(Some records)
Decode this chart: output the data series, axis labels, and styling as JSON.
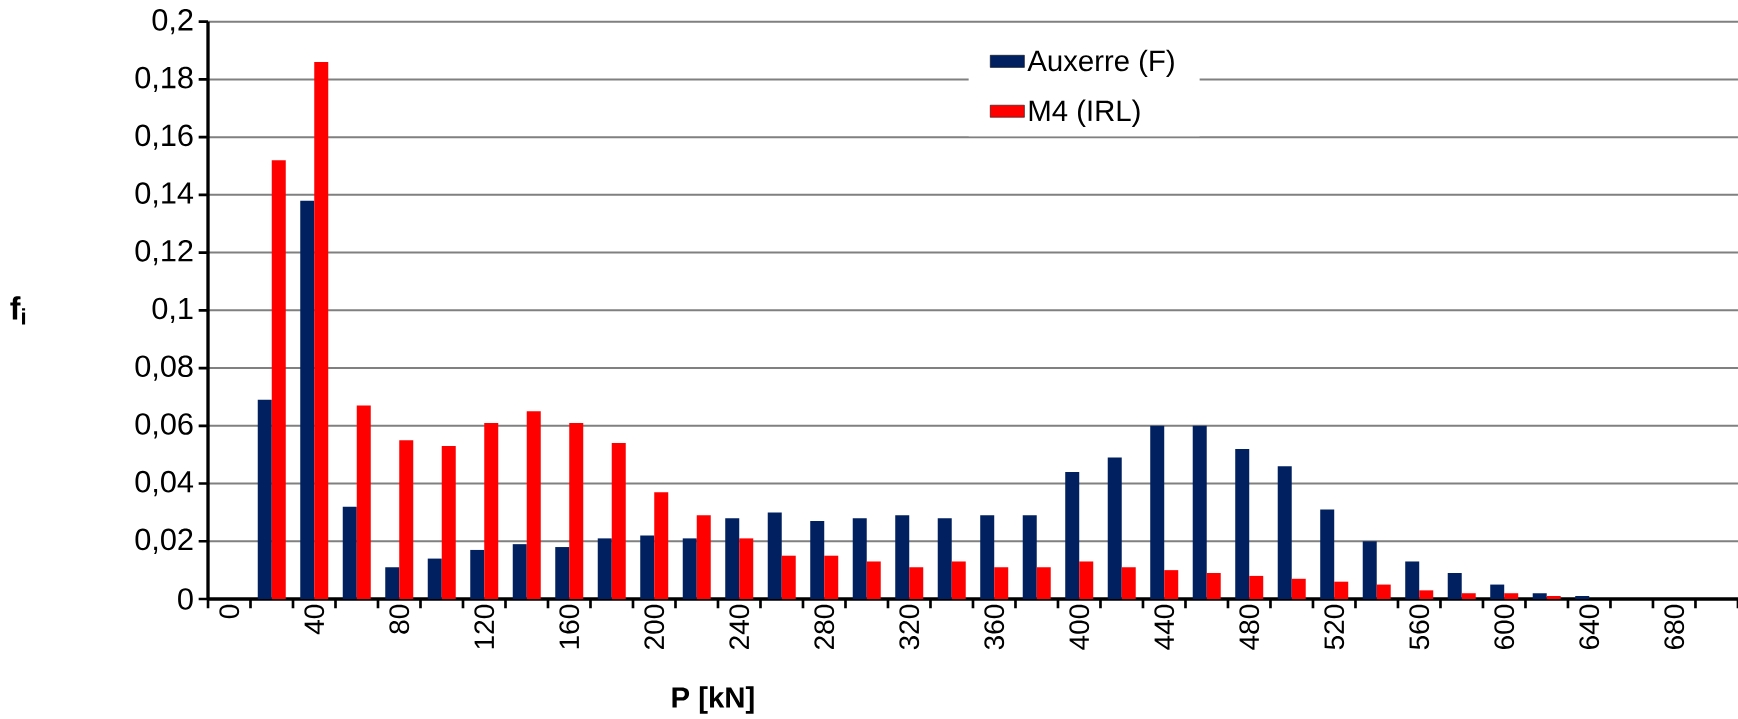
{
  "chart_data": {
    "type": "bar",
    "xlabel": "P [kN]",
    "ylabel": "f$_{i}$",
    "categories": [
      "0",
      null,
      "40",
      null,
      "80",
      null,
      "120",
      null,
      "160",
      null,
      "200",
      null,
      "240",
      null,
      "280",
      null,
      "320",
      null,
      "360",
      null,
      "400",
      null,
      "440",
      null,
      "480",
      null,
      "520",
      null,
      "560",
      null,
      "600",
      null,
      "640",
      null,
      "680",
      null
    ],
    "series": [
      {
        "name": "Auxerre (F)",
        "color": "#002060",
        "values": [
          0,
          0.069,
          0.138,
          0.032,
          0.011,
          0.014,
          0.017,
          0.019,
          0.018,
          0.021,
          0.022,
          0.021,
          0.028,
          0.03,
          0.027,
          0.028,
          0.029,
          0.028,
          0.029,
          0.029,
          0.044,
          0.049,
          0.06,
          0.06,
          0.052,
          0.046,
          0.031,
          0.02,
          0.013,
          0.009,
          0.005,
          0.002,
          0.001,
          0,
          0,
          0
        ]
      },
      {
        "name": "M4 (IRL)",
        "color": "#ff0000",
        "values": [
          0,
          0.152,
          0.186,
          0.067,
          0.055,
          0.053,
          0.061,
          0.065,
          0.061,
          0.054,
          0.037,
          0.029,
          0.021,
          0.015,
          0.015,
          0.013,
          0.011,
          0.013,
          0.011,
          0.011,
          0.013,
          0.011,
          0.01,
          0.009,
          0.008,
          0.007,
          0.006,
          0.005,
          0.003,
          0.002,
          0.002,
          0.001,
          0,
          0,
          0,
          0
        ]
      }
    ],
    "ylim": [
      0,
      0.2
    ],
    "yticks": [
      {
        "value": 0,
        "label": "0"
      },
      {
        "value": 0.02,
        "label": "0,02"
      },
      {
        "value": 0.04,
        "label": "0,04"
      },
      {
        "value": 0.06,
        "label": "0,06"
      },
      {
        "value": 0.08,
        "label": "0,08"
      },
      {
        "value": 0.1,
        "label": "0,1"
      },
      {
        "value": 0.12,
        "label": "0,12"
      },
      {
        "value": 0.14,
        "label": "0,14"
      },
      {
        "value": 0.16,
        "label": "0,16"
      },
      {
        "value": 0.18,
        "label": "0,18"
      },
      {
        "value": 0.2,
        "label": "0,2"
      }
    ],
    "grid": "y",
    "legend": "top right"
  }
}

:: EXERCISE DIRECTIONS ::
Leave images out of the retyped records; keep all else exact.

:: EXERCISE OUTPUT ::
Decode this chart: output the data series, axis labels, and styling as JSON.
{
  "chart_data": {
    "type": "bar",
    "xlabel": "P [kN]",
    "ylabel": "f$_{i}$",
    "categories": [
      "0",
      null,
      "40",
      null,
      "80",
      null,
      "120",
      null,
      "160",
      null,
      "200",
      null,
      "240",
      null,
      "280",
      null,
      "320",
      null,
      "360",
      null,
      "400",
      null,
      "440",
      null,
      "480",
      null,
      "520",
      null,
      "560",
      null,
      "600",
      null,
      "640",
      null,
      "680",
      null
    ],
    "series": [
      {
        "name": "Auxerre (F)",
        "color": "#002060",
        "values": [
          0,
          0.069,
          0.138,
          0.032,
          0.011,
          0.014,
          0.017,
          0.019,
          0.018,
          0.021,
          0.022,
          0.021,
          0.028,
          0.03,
          0.027,
          0.028,
          0.029,
          0.028,
          0.029,
          0.029,
          0.044,
          0.049,
          0.06,
          0.06,
          0.052,
          0.046,
          0.031,
          0.02,
          0.013,
          0.009,
          0.005,
          0.002,
          0.001,
          0,
          0,
          0
        ]
      },
      {
        "name": "M4 (IRL)",
        "color": "#ff0000",
        "values": [
          0,
          0.152,
          0.186,
          0.067,
          0.055,
          0.053,
          0.061,
          0.065,
          0.061,
          0.054,
          0.037,
          0.029,
          0.021,
          0.015,
          0.015,
          0.013,
          0.011,
          0.013,
          0.011,
          0.011,
          0.013,
          0.011,
          0.01,
          0.009,
          0.008,
          0.007,
          0.006,
          0.005,
          0.003,
          0.002,
          0.002,
          0.001,
          0,
          0,
          0,
          0
        ]
      }
    ],
    "ylim": [
      0,
      0.2
    ],
    "yticks": [
      {
        "value": 0,
        "label": "0"
      },
      {
        "value": 0.02,
        "label": "0,02"
      },
      {
        "value": 0.04,
        "label": "0,04"
      },
      {
        "value": 0.06,
        "label": "0,06"
      },
      {
        "value": 0.08,
        "label": "0,08"
      },
      {
        "value": 0.1,
        "label": "0,1"
      },
      {
        "value": 0.12,
        "label": "0,12"
      },
      {
        "value": 0.14,
        "label": "0,14"
      },
      {
        "value": 0.16,
        "label": "0,16"
      },
      {
        "value": 0.18,
        "label": "0,18"
      },
      {
        "value": 0.2,
        "label": "0,2"
      }
    ],
    "grid": "y",
    "legend": "top right"
  }
}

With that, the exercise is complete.